> Exercise instructions: Set down each entry from the block beneath, exactly as written.

[Dataset records]

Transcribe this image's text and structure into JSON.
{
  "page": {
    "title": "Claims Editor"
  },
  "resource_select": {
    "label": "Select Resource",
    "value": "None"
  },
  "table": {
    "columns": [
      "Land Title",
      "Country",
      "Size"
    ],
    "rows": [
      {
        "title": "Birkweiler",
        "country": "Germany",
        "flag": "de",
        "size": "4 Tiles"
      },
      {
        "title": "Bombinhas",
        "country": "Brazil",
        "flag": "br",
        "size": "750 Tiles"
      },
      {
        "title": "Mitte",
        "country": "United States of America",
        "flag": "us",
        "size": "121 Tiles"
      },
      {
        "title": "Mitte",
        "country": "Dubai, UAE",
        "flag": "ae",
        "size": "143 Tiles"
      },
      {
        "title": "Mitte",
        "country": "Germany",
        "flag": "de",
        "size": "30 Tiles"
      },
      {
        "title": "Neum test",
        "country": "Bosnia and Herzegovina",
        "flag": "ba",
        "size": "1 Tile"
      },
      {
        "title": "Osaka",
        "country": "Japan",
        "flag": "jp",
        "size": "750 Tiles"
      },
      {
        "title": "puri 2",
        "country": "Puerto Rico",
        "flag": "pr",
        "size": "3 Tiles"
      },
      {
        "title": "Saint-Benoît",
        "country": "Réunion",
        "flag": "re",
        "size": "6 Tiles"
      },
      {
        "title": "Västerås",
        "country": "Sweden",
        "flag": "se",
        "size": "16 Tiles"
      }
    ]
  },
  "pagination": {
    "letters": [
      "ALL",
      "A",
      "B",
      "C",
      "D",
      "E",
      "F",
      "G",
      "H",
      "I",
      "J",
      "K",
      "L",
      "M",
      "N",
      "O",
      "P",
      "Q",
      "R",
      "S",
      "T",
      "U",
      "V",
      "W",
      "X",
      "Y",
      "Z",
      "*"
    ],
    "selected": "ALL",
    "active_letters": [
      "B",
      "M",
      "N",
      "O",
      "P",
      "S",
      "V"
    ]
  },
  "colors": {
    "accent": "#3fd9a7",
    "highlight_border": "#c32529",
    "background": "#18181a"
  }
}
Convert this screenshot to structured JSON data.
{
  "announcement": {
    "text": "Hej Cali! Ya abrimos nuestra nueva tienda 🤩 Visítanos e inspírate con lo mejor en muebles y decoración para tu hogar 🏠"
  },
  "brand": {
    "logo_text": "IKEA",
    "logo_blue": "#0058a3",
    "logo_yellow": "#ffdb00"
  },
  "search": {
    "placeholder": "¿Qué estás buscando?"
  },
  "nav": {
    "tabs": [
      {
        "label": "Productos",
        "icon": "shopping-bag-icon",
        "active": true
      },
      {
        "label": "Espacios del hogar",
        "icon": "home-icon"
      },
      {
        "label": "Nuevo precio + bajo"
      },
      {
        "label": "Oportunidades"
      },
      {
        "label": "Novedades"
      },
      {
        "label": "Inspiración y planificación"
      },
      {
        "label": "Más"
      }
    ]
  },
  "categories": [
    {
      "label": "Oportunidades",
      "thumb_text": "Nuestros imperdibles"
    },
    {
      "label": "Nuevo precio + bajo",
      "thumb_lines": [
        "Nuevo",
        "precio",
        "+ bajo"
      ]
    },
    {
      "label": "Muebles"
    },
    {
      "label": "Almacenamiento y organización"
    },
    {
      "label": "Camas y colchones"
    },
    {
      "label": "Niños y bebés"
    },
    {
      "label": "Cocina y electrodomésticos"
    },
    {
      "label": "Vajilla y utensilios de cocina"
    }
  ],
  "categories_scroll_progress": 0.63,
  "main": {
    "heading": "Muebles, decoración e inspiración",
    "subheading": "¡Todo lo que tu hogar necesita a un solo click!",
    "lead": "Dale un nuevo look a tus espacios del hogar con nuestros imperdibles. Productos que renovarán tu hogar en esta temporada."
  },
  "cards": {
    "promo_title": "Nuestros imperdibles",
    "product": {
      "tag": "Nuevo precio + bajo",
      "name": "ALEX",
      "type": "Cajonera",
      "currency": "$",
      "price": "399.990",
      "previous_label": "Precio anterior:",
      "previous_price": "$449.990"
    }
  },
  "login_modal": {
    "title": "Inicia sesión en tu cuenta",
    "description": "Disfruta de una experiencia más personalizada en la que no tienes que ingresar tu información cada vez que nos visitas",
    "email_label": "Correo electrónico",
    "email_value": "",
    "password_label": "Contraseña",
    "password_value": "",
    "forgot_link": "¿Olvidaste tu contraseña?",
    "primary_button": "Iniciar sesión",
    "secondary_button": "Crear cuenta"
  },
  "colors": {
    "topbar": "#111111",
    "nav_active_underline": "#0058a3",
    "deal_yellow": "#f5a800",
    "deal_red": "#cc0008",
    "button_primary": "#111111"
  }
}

> Exercise answer:
Transcribe this image's text and structure into JSON.
{
  "page": {
    "title": "Claims Editor"
  },
  "resource_select": {
    "label": "Select Resource",
    "value": "None"
  },
  "table": {
    "columns": [
      "Land Title",
      "Country",
      "Size"
    ],
    "rows": [
      {
        "title": "Birkweiler",
        "country": "Germany",
        "flag": "de",
        "size": "4 Tiles"
      },
      {
        "title": "Bombinhas",
        "country": "Brazil",
        "flag": "br",
        "size": "750 Tiles"
      },
      {
        "title": "Mitte",
        "country": "United States of America",
        "flag": "us",
        "size": "121 Tiles"
      },
      {
        "title": "Mitte",
        "country": "Dubai, UAE",
        "flag": "ae",
        "size": "143 Tiles"
      },
      {
        "title": "Mitte",
        "country": "Germany",
        "flag": "de",
        "size": "30 Tiles"
      },
      {
        "title": "Neum test",
        "country": "Bosnia and Herzegovina",
        "flag": "ba",
        "size": "1 Tile"
      },
      {
        "title": "Osaka",
        "country": "Japan",
        "flag": "jp",
        "size": "750 Tiles"
      },
      {
        "title": "puri 2",
        "country": "Puerto Rico",
        "flag": "pr",
        "size": "3 Tiles"
      },
      {
        "title": "Saint-Benoît",
        "country": "Réunion",
        "flag": "re",
        "size": "6 Tiles"
      },
      {
        "title": "Västerås",
        "country": "Sweden",
        "flag": "se",
        "size": "16 Tiles"
      }
    ]
  },
  "pagination": {
    "letters": [
      "ALL",
      "A",
      "B",
      "C",
      "D",
      "E",
      "F",
      "G",
      "H",
      "I",
      "J",
      "K",
      "L",
      "M",
      "N",
      "O",
      "P",
      "Q",
      "R",
      "S",
      "T",
      "U",
      "V",
      "W",
      "X",
      "Y",
      "Z",
      "*"
    ],
    "selected": "ALL",
    "active_letters": [
      "B",
      "M",
      "N",
      "O",
      "P",
      "S",
      "V"
    ]
  },
  "colors": {
    "accent": "#3fd9a7",
    "highlight_border": "#c32529",
    "background": "#18181a"
  }
}
Convert this screenshot to structured JSON data.
{
  "announcement": {
    "text": "Hej Cali! Ya abrimos nuestra nueva tienda 🤩 Visítanos e inspírate con lo mejor en muebles y decoración para tu hogar 🏠"
  },
  "brand": {
    "logo_text": "IKEA",
    "logo_blue": "#0058a3",
    "logo_yellow": "#ffdb00"
  },
  "search": {
    "placeholder": "¿Qué estás buscando?"
  },
  "nav": {
    "tabs": [
      {
        "label": "Productos",
        "icon": "shopping-bag-icon",
        "active": true
      },
      {
        "label": "Espacios del hogar",
        "icon": "home-icon"
      },
      {
        "label": "Nuevo precio + bajo"
      },
      {
        "label": "Oportunidades"
      },
      {
        "label": "Novedades"
      },
      {
        "label": "Inspiración y planificación"
      },
      {
        "label": "Más"
      }
    ]
  },
  "categories": [
    {
      "label": "Oportunidades",
      "thumb_text": "Nuestros imperdibles"
    },
    {
      "label": "Nuevo precio + bajo",
      "thumb_lines": [
        "Nuevo",
        "precio",
        "+ bajo"
      ]
    },
    {
      "label": "Muebles"
    },
    {
      "label": "Almacenamiento y organización"
    },
    {
      "label": "Camas y colchones"
    },
    {
      "label": "Niños y bebés"
    },
    {
      "label": "Cocina y electrodomésticos"
    },
    {
      "label": "Vajilla y utensilios de cocina"
    }
  ],
  "categories_scroll_progress": 0.63,
  "main": {
    "heading": "Muebles, decoración e inspiración",
    "subheading": "¡Todo lo que tu hogar necesita a un solo click!",
    "lead": "Dale un nuevo look a tus espacios del hogar con nuestros imperdibles. Productos que renovarán tu hogar en esta temporada."
  },
  "cards": {
    "promo_title": "Nuestros imperdibles",
    "product": {
      "tag": "Nuevo precio + bajo",
      "name": "ALEX",
      "type": "Cajonera",
      "currency": "$",
      "price": "399.990",
      "previous_label": "Precio anterior:",
      "previous_price": "$449.990"
    }
  },
  "login_modal": {
    "title": "Inicia sesión en tu cuenta",
    "description": "Disfruta de una experiencia más personalizada en la que no tienes que ingresar tu información cada vez que nos visitas",
    "email_label": "Correo electrónico",
    "email_value": "",
    "password_label": "Contraseña",
    "password_value": "",
    "forgot_link": "¿Olvidaste tu contraseña?",
    "primary_button": "Iniciar sesión",
    "secondary_button": "Crear cuenta"
  },
  "colors": {
    "topbar": "#111111",
    "nav_active_underline": "#0058a3",
    "deal_yellow": "#f5a800",
    "deal_red": "#cc0008",
    "button_primary": "#111111"
  }
}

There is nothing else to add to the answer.